* start THE DATA *
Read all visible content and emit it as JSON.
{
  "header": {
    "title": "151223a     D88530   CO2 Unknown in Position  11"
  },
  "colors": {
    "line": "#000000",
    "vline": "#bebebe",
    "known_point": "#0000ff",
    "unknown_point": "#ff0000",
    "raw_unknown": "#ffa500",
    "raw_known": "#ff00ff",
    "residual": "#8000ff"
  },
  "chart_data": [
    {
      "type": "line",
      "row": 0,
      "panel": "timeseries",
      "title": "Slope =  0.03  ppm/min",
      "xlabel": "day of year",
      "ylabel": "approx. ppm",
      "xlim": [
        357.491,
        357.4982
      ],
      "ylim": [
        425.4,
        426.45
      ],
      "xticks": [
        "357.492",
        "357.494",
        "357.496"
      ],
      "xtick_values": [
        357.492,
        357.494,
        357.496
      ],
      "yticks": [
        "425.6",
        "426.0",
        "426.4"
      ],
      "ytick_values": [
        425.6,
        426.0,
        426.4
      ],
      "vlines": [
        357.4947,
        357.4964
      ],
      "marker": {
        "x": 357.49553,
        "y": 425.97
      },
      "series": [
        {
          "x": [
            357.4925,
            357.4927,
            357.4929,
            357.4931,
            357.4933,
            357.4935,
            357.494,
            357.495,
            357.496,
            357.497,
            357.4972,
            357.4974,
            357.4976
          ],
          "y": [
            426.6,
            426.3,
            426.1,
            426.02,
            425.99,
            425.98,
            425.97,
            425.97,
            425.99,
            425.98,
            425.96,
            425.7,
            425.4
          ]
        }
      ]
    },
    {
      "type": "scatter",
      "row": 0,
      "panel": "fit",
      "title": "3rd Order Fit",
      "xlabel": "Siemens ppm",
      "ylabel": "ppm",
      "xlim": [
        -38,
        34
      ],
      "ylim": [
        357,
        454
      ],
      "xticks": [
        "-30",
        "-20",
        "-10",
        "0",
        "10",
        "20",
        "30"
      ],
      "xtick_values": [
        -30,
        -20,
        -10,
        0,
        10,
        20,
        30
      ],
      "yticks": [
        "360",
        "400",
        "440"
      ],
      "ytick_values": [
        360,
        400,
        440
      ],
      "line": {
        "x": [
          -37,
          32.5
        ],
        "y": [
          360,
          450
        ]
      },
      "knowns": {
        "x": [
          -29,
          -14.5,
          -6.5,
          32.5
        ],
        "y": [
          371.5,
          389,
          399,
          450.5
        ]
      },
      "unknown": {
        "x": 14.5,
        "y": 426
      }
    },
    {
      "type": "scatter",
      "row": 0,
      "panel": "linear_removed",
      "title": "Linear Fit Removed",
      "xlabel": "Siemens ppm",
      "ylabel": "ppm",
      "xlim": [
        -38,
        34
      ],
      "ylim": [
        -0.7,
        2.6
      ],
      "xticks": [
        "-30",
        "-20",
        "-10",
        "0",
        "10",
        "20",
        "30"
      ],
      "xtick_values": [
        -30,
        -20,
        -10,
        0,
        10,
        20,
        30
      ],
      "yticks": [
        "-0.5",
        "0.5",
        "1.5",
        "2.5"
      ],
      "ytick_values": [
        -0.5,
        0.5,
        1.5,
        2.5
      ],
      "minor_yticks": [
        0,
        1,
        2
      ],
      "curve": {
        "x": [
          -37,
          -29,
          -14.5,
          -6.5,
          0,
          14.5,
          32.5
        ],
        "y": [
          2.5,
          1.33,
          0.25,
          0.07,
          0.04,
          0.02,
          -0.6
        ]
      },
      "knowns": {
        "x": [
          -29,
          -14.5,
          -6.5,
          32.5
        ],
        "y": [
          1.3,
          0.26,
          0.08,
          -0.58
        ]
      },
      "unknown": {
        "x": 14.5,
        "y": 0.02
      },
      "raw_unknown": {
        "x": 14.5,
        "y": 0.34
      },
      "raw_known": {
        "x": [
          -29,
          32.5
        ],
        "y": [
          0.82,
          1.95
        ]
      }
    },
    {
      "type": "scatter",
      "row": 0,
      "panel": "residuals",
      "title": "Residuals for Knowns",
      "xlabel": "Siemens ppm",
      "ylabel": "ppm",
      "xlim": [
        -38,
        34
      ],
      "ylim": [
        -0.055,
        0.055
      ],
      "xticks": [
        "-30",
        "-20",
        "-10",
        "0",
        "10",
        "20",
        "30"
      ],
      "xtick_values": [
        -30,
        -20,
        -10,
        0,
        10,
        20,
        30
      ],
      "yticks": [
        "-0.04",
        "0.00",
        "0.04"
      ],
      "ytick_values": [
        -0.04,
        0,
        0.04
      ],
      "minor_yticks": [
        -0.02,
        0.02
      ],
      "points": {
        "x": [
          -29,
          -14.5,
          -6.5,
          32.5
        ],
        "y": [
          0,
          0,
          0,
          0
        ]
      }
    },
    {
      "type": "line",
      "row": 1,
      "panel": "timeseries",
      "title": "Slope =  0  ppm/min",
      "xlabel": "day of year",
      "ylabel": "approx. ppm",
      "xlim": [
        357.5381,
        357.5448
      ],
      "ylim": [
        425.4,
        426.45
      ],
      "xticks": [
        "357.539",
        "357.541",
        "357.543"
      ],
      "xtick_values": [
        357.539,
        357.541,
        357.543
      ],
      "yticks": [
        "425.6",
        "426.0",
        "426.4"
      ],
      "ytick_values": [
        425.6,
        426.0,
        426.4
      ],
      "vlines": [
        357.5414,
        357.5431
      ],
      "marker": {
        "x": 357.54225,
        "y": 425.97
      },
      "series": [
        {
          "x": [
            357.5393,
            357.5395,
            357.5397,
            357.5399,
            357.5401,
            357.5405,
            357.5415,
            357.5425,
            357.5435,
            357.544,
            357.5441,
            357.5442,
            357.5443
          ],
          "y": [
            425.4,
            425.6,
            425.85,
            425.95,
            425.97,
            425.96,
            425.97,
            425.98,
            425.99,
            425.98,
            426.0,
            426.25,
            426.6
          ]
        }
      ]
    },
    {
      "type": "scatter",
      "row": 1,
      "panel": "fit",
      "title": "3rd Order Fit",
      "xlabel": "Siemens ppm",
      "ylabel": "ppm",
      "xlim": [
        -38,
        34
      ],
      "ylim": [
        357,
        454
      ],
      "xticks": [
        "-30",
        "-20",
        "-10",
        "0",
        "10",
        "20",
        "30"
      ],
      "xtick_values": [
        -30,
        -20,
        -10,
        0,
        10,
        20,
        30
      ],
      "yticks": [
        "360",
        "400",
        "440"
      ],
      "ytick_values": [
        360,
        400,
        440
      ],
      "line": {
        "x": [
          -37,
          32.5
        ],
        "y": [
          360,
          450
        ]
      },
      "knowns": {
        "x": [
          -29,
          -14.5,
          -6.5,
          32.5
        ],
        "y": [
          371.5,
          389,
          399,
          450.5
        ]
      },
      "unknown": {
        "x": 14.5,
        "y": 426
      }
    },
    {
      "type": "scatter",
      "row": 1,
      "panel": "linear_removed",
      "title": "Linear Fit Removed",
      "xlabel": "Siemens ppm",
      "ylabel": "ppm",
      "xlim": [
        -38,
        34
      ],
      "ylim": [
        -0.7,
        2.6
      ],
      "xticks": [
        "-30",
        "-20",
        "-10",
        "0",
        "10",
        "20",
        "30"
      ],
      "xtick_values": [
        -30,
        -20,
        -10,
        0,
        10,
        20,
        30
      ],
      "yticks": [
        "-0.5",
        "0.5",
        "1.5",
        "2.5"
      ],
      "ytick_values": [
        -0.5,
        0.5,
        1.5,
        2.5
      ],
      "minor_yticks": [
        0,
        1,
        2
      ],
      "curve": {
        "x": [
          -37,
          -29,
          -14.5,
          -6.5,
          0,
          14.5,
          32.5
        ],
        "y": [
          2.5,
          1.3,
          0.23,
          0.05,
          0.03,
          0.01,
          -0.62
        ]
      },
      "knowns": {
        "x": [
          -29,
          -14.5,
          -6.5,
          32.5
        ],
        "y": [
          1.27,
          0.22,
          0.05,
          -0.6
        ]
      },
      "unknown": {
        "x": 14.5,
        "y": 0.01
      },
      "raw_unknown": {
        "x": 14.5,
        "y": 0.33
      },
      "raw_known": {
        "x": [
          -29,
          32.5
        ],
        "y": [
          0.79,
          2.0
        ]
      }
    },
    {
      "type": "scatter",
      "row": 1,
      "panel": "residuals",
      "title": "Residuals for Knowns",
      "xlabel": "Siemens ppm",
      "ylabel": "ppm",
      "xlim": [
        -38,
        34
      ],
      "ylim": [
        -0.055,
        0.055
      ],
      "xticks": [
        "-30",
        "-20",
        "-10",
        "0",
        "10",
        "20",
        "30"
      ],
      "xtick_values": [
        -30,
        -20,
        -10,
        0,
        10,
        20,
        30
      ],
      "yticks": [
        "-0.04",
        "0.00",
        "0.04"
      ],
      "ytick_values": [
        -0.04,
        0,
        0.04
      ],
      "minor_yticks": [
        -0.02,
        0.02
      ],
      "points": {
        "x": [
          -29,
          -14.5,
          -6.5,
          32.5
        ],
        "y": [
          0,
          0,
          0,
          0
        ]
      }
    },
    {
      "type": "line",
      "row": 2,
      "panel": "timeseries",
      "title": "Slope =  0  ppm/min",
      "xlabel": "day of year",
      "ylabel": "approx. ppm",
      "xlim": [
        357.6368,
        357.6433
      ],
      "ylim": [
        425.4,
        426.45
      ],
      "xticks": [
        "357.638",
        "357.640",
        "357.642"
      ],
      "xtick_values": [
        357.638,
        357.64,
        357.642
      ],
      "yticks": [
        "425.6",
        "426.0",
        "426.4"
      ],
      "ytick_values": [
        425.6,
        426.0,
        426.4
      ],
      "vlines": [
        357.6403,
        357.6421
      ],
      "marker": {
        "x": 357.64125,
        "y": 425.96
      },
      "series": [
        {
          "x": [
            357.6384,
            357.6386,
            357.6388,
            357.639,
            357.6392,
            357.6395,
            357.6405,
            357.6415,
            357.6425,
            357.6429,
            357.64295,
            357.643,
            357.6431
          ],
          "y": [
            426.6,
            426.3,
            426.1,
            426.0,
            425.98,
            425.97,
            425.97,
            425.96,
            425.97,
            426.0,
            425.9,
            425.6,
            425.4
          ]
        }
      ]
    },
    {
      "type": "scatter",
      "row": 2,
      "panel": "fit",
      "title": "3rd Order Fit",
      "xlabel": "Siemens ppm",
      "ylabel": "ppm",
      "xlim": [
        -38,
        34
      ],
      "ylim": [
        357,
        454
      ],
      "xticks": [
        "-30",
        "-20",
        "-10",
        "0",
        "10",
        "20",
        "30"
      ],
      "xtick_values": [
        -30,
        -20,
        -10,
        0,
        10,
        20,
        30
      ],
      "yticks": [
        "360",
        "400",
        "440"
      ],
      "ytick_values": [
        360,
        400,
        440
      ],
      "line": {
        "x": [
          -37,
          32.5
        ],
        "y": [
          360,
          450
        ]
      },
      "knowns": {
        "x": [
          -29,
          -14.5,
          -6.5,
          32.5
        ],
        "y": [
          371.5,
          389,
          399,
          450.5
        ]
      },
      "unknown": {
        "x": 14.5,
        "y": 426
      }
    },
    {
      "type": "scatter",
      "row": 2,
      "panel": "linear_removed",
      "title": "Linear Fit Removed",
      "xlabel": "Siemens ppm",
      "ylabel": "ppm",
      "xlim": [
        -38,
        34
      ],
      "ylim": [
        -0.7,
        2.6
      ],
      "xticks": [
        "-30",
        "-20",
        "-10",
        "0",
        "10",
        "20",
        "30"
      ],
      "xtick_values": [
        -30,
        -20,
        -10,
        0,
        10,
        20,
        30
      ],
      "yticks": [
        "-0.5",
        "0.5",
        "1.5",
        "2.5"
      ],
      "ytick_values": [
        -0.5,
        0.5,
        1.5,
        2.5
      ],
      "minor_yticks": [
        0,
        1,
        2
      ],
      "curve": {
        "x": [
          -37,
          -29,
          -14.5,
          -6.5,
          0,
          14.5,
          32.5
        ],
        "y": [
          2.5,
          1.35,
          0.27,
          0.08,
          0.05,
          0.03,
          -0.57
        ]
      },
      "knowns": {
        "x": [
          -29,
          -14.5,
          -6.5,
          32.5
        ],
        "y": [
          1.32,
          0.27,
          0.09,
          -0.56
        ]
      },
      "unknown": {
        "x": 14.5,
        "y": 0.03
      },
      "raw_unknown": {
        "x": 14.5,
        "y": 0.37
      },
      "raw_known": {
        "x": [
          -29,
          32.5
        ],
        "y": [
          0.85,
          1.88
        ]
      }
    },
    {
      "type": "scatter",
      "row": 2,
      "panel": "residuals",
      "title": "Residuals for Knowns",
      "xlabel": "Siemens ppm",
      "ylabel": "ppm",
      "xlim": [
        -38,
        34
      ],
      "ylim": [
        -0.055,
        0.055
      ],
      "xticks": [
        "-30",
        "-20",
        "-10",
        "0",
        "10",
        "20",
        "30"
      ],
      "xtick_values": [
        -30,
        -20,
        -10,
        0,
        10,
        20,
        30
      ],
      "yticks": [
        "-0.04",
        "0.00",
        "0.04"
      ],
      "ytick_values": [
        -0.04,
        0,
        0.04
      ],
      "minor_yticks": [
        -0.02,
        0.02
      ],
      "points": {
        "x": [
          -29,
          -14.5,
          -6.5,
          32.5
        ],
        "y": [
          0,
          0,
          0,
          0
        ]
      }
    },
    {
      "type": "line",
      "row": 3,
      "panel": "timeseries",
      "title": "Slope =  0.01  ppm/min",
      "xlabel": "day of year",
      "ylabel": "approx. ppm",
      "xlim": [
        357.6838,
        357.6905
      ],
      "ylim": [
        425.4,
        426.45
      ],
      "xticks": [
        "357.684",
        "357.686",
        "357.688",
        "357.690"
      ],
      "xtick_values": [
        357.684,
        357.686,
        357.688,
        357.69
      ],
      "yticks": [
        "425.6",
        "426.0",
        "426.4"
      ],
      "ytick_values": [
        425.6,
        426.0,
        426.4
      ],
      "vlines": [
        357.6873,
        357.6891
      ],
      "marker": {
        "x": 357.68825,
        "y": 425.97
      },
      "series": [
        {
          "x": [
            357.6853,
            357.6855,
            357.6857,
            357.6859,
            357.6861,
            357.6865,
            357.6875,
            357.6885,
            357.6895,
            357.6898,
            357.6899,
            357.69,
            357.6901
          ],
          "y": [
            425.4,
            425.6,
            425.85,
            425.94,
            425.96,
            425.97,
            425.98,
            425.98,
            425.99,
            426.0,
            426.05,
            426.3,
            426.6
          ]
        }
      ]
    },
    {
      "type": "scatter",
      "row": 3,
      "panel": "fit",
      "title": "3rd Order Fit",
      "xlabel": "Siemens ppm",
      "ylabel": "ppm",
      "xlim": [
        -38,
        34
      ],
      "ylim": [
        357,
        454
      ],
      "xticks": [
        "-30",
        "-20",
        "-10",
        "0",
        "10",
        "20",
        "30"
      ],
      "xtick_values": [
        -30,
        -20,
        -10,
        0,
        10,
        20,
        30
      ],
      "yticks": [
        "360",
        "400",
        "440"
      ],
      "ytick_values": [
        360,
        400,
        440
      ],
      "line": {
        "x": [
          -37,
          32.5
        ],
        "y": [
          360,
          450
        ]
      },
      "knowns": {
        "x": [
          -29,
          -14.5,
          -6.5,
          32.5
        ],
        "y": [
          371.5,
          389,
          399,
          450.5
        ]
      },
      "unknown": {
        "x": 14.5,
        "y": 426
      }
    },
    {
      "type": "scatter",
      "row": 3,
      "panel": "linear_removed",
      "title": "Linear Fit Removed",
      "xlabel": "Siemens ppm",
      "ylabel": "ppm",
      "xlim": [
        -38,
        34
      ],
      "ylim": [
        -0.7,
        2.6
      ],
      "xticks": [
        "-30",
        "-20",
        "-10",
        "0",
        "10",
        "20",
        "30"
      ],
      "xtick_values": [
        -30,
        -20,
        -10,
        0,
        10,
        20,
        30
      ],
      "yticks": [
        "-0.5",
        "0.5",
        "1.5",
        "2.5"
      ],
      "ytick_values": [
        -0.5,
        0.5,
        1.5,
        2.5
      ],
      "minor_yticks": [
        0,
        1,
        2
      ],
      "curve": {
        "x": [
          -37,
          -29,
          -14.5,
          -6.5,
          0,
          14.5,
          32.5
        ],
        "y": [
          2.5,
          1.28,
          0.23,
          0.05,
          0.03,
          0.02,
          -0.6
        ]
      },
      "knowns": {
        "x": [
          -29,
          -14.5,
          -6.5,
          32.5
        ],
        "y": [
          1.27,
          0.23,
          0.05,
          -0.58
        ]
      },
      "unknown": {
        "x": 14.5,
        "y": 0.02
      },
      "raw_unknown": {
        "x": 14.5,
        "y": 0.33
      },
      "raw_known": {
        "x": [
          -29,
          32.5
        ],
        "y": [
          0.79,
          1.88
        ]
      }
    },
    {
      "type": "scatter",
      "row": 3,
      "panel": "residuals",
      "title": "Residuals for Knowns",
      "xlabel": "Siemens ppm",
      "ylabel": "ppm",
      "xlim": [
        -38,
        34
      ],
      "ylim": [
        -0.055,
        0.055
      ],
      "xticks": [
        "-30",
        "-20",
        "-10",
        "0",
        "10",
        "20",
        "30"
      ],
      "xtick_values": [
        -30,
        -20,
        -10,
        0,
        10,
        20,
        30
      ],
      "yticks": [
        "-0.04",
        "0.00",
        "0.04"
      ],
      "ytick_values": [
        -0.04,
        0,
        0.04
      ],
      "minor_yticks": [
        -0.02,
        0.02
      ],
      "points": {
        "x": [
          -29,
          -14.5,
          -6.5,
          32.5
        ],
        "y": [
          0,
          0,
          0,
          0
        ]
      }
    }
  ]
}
* end THE DATA *
=== WHAT YOU HAVE TO DO ===
Pick out, from the lines above, every one that contains the string "Slope".

=== EXERCISE RESULT ===
      "title": "Slope =  0.03  ppm/min",
      "title": "Slope =  0  ppm/min",
      "title": "Slope =  0  ppm/min",
      "title": "Slope =  0.01  ppm/min",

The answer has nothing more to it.